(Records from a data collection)
^^^^^^^^
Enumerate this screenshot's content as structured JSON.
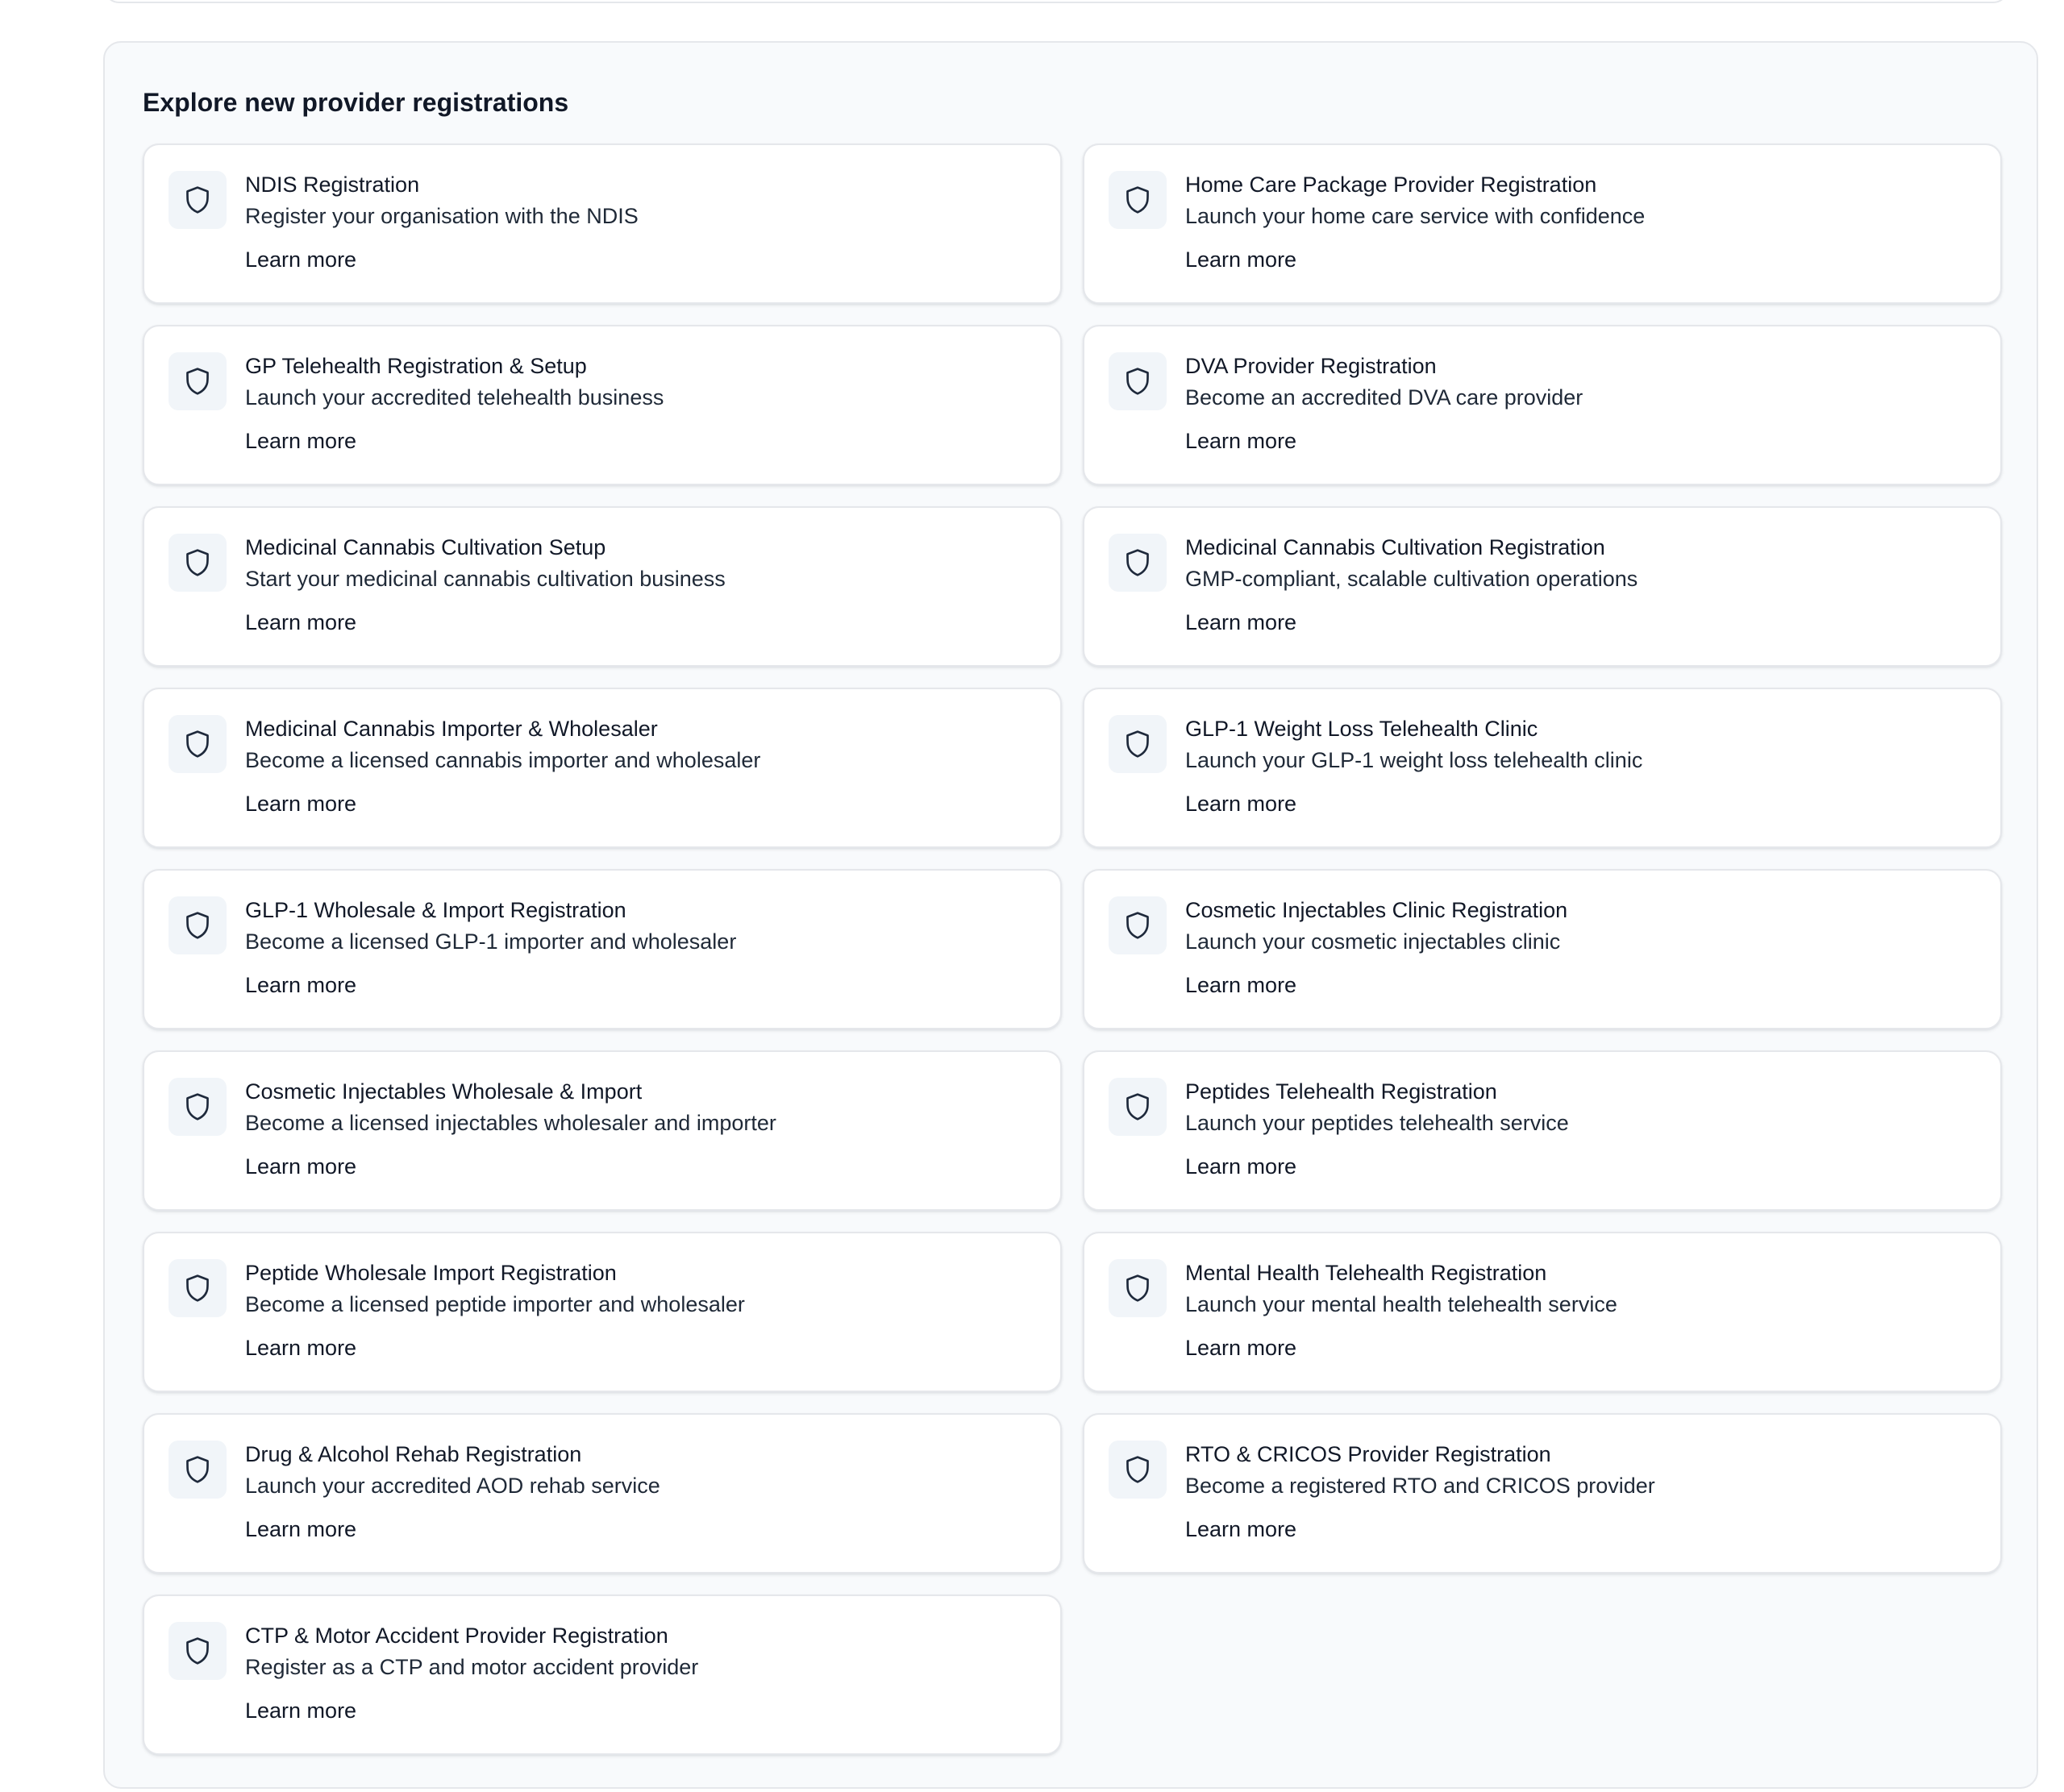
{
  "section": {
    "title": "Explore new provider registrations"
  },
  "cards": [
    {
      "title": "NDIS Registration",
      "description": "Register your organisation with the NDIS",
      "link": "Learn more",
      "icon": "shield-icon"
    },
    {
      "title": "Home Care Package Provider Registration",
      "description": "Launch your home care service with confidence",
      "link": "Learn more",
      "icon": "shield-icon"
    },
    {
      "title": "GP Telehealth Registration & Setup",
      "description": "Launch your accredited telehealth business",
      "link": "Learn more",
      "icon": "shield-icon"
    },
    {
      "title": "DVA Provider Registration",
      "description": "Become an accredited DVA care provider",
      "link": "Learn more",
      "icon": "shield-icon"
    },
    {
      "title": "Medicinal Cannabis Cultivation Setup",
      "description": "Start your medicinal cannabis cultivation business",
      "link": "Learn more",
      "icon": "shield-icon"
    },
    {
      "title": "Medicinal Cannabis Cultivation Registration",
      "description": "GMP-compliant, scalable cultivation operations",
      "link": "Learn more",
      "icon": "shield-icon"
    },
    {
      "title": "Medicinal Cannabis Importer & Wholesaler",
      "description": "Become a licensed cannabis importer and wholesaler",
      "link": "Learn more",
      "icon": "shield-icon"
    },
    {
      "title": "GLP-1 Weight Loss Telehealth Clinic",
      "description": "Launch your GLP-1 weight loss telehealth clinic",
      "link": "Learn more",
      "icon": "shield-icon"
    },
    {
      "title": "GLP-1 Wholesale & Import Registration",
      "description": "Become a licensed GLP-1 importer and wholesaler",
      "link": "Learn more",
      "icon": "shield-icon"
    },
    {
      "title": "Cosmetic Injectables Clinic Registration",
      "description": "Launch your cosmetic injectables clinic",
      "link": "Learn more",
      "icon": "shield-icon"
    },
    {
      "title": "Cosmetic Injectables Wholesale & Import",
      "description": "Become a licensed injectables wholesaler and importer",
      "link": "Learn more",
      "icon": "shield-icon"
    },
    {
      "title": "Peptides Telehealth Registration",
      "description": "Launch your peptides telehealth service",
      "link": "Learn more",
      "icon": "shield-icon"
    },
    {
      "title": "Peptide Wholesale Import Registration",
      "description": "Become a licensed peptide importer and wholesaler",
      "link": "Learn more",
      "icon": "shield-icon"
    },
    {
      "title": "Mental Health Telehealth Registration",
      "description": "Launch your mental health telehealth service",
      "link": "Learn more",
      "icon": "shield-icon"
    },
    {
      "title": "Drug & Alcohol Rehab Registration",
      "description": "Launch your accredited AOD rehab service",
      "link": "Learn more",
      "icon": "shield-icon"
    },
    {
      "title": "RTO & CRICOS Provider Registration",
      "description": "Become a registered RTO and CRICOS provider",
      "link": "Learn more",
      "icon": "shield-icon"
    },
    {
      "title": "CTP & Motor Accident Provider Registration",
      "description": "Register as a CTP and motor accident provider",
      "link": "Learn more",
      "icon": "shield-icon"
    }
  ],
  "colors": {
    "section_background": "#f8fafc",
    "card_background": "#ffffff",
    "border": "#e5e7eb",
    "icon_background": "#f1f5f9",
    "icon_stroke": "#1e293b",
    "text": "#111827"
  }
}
^^^^^^^^
Return every line shown above without changing a word, and skip the pictures.

▸ RESULT OF THIS TASK:
Enumerate this screenshot's content as structured JSON.
{
  "section": {
    "title": "Explore new provider registrations"
  },
  "cards": [
    {
      "title": "NDIS Registration",
      "description": "Register your organisation with the NDIS",
      "link": "Learn more",
      "icon": "shield-icon"
    },
    {
      "title": "Home Care Package Provider Registration",
      "description": "Launch your home care service with confidence",
      "link": "Learn more",
      "icon": "shield-icon"
    },
    {
      "title": "GP Telehealth Registration & Setup",
      "description": "Launch your accredited telehealth business",
      "link": "Learn more",
      "icon": "shield-icon"
    },
    {
      "title": "DVA Provider Registration",
      "description": "Become an accredited DVA care provider",
      "link": "Learn more",
      "icon": "shield-icon"
    },
    {
      "title": "Medicinal Cannabis Cultivation Setup",
      "description": "Start your medicinal cannabis cultivation business",
      "link": "Learn more",
      "icon": "shield-icon"
    },
    {
      "title": "Medicinal Cannabis Cultivation Registration",
      "description": "GMP-compliant, scalable cultivation operations",
      "link": "Learn more",
      "icon": "shield-icon"
    },
    {
      "title": "Medicinal Cannabis Importer & Wholesaler",
      "description": "Become a licensed cannabis importer and wholesaler",
      "link": "Learn more",
      "icon": "shield-icon"
    },
    {
      "title": "GLP-1 Weight Loss Telehealth Clinic",
      "description": "Launch your GLP-1 weight loss telehealth clinic",
      "link": "Learn more",
      "icon": "shield-icon"
    },
    {
      "title": "GLP-1 Wholesale & Import Registration",
      "description": "Become a licensed GLP-1 importer and wholesaler",
      "link": "Learn more",
      "icon": "shield-icon"
    },
    {
      "title": "Cosmetic Injectables Clinic Registration",
      "description": "Launch your cosmetic injectables clinic",
      "link": "Learn more",
      "icon": "shield-icon"
    },
    {
      "title": "Cosmetic Injectables Wholesale & Import",
      "description": "Become a licensed injectables wholesaler and importer",
      "link": "Learn more",
      "icon": "shield-icon"
    },
    {
      "title": "Peptides Telehealth Registration",
      "description": "Launch your peptides telehealth service",
      "link": "Learn more",
      "icon": "shield-icon"
    },
    {
      "title": "Peptide Wholesale Import Registration",
      "description": "Become a licensed peptide importer and wholesaler",
      "link": "Learn more",
      "icon": "shield-icon"
    },
    {
      "title": "Mental Health Telehealth Registration",
      "description": "Launch your mental health telehealth service",
      "link": "Learn more",
      "icon": "shield-icon"
    },
    {
      "title": "Drug & Alcohol Rehab Registration",
      "description": "Launch your accredited AOD rehab service",
      "link": "Learn more",
      "icon": "shield-icon"
    },
    {
      "title": "RTO & CRICOS Provider Registration",
      "description": "Become a registered RTO and CRICOS provider",
      "link": "Learn more",
      "icon": "shield-icon"
    },
    {
      "title": "CTP & Motor Accident Provider Registration",
      "description": "Register as a CTP and motor accident provider",
      "link": "Learn more",
      "icon": "shield-icon"
    }
  ],
  "colors": {
    "section_background": "#f8fafc",
    "card_background": "#ffffff",
    "border": "#e5e7eb",
    "icon_background": "#f1f5f9",
    "icon_stroke": "#1e293b",
    "text": "#111827"
  }
}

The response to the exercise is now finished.